Reply with one number: the count of lines in the records below that hold "JSON".

= = = = =

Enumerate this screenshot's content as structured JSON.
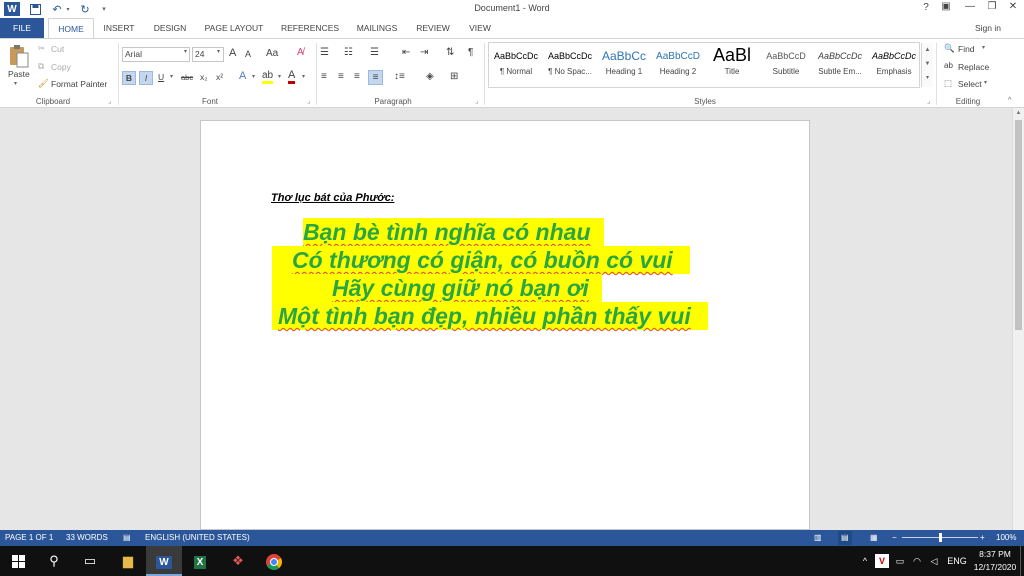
{
  "window": {
    "title": "Document1 - Word",
    "help": "?",
    "sign_in": "Sign in"
  },
  "qat": {
    "save_icon": "save-icon",
    "undo_icon": "undo-icon",
    "redo_icon": "redo-icon"
  },
  "tabs": [
    "FILE",
    "HOME",
    "INSERT",
    "DESIGN",
    "PAGE LAYOUT",
    "REFERENCES",
    "MAILINGS",
    "REVIEW",
    "VIEW"
  ],
  "clipboard": {
    "paste": "Paste",
    "cut": "Cut",
    "copy": "Copy",
    "format_painter": "Format Painter",
    "label": "Clipboard"
  },
  "font": {
    "name": "Arial",
    "size": "24",
    "label": "Font",
    "bold": "B",
    "italic": "I",
    "underline": "U",
    "strike": "abc",
    "sub": "x₂",
    "sup": "x²",
    "grow": "A",
    "shrink": "A",
    "case": "Aa"
  },
  "paragraph": {
    "label": "Paragraph",
    "pilcrow": "¶"
  },
  "styles": {
    "label": "Styles",
    "items": [
      {
        "preview": "AaBbCcDc",
        "name": "¶ Normal"
      },
      {
        "preview": "AaBbCcDc",
        "name": "¶ No Spac..."
      },
      {
        "preview": "AaBbCc",
        "name": "Heading 1"
      },
      {
        "preview": "AaBbCcD",
        "name": "Heading 2"
      },
      {
        "preview": "AaBl",
        "name": "Title"
      },
      {
        "preview": "AaBbCcD",
        "name": "Subtitle"
      },
      {
        "preview": "AaBbCcDc",
        "name": "Subtle Em..."
      },
      {
        "preview": "AaBbCcDc",
        "name": "Emphasis"
      }
    ]
  },
  "editing": {
    "find": "Find",
    "replace": "Replace",
    "select": "Select",
    "label": "Editing"
  },
  "document": {
    "heading": "Thơ lục bát của Phước:",
    "lines": [
      "Bạn bè tình nghĩa có nhau",
      "Có thương có giận, có buồn có vui",
      "Hãy cùng giữ nó bạn ơi",
      "Một tình bạn đẹp, nhiều phần thấy vui"
    ]
  },
  "status": {
    "page": "PAGE 1 OF 1",
    "words": "33 WORDS",
    "language": "ENGLISH (UNITED STATES)",
    "zoom": "100%",
    "zoom_level": 1.0
  },
  "taskbar": {
    "lang": "ENG",
    "time": "8:37 PM",
    "date": "12/17/2020"
  },
  "colors": {
    "accent": "#2b579a",
    "highlight": "#ffff00",
    "text_green": "#2aa543"
  }
}
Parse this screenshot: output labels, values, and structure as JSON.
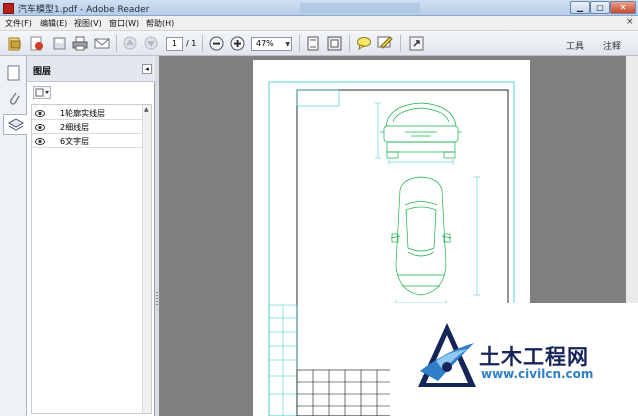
{
  "window": {
    "title": "汽车模型1.pdf - Adobe Reader",
    "controls": {
      "minimize": "▁",
      "maximize": "□",
      "close": "✕"
    }
  },
  "menu": {
    "items": [
      "文件(F)",
      "编辑(E)",
      "视图(V)",
      "窗口(W)",
      "帮助(H)"
    ],
    "close_x": "×"
  },
  "toolbar": {
    "page_current": "1",
    "page_total": "/ 1",
    "zoom": "47%",
    "tools_label": "工具",
    "comment_label": "注释",
    "icons": [
      "create-pdf-icon",
      "share-icon",
      "save-icon",
      "print-icon",
      "email-icon",
      "prev-page-icon",
      "next-page-icon",
      "zoom-out-icon",
      "zoom-in-icon",
      "fit-page-icon",
      "fullscreen-icon",
      "comment-icon",
      "highlight-icon",
      "expand-icon"
    ]
  },
  "layers": {
    "title": "图层",
    "collapse": "◂",
    "items": [
      {
        "label": "1轮廓实线层",
        "visible": true
      },
      {
        "label": "2细线层",
        "visible": true
      },
      {
        "label": "6文字层",
        "visible": true
      }
    ]
  },
  "watermark": {
    "name": "土木工程网",
    "url": "www.civilcn.com"
  },
  "colors": {
    "drawing_green": "#16b04a",
    "drawing_cyan": "#2ec9c0",
    "reader_red": "#b7201b",
    "watermark_navy": "#16245a",
    "watermark_blue": "#2f7fc8"
  }
}
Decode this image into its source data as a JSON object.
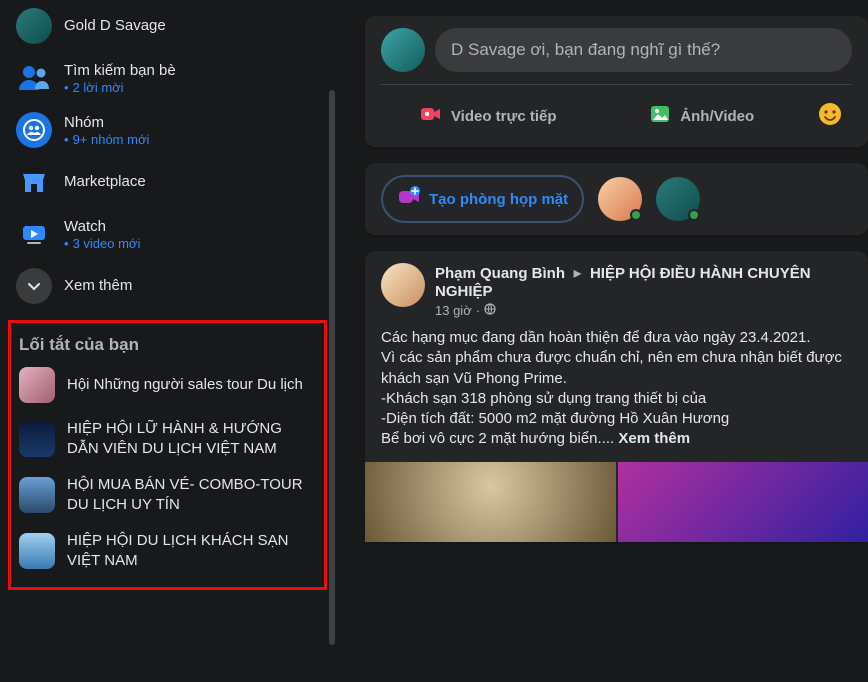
{
  "sidebar": {
    "profile": {
      "name": "Gold D Savage"
    },
    "items": [
      {
        "label": "Tìm kiếm bạn bè",
        "sub": "2 lời mời"
      },
      {
        "label": "Nhóm",
        "sub": "9+ nhóm mới"
      },
      {
        "label": "Marketplace",
        "sub": ""
      },
      {
        "label": "Watch",
        "sub": "3 video mới"
      }
    ],
    "see_more": "Xem thêm",
    "shortcuts_header": "Lối tắt của bạn",
    "shortcuts": [
      "Hội Những người sales tour Du lịch",
      "HIỆP HỘI LỮ HÀNH & HƯỚNG DẪN VIÊN DU LỊCH VIỆT NAM",
      "HỘI MUA BÁN VÉ- COMBO-TOUR DU LỊCH UY TÍN",
      "HIỆP HỘI DU LỊCH KHÁCH SẠN VIỆT NAM"
    ]
  },
  "composer": {
    "placeholder": "D Savage ơi, bạn đang nghĩ gì thế?",
    "live": "Video trực tiếp",
    "photo": "Ảnh/Video"
  },
  "rooms": {
    "create": "Tạo phòng họp mặt"
  },
  "post": {
    "author": "Phạm Quang Bình",
    "group": "HIỆP HỘI ĐIỀU HÀNH CHUYÊN NGHIỆP",
    "time": "13 giờ",
    "line1": "Các hạng mục đang dần hoàn thiện để đưa vào ngày 23.4.2021.",
    "line2": "Vì các sản phẩm chưa được chuẩn chỉ, nên em chưa nhận biết được khách sạn Vũ Phong Prime.",
    "line3": "-Khách sạn 318 phòng sử dụng trang thiết bị của",
    "line4": "-Diện tích đất: 5000 m2 mặt đường Hồ Xuân Hương",
    "line5": "Bể bơi vô cực 2 mặt hướng biển....",
    "see_more": "Xem thêm"
  }
}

= = = = =

SOLUTION BELOW → 3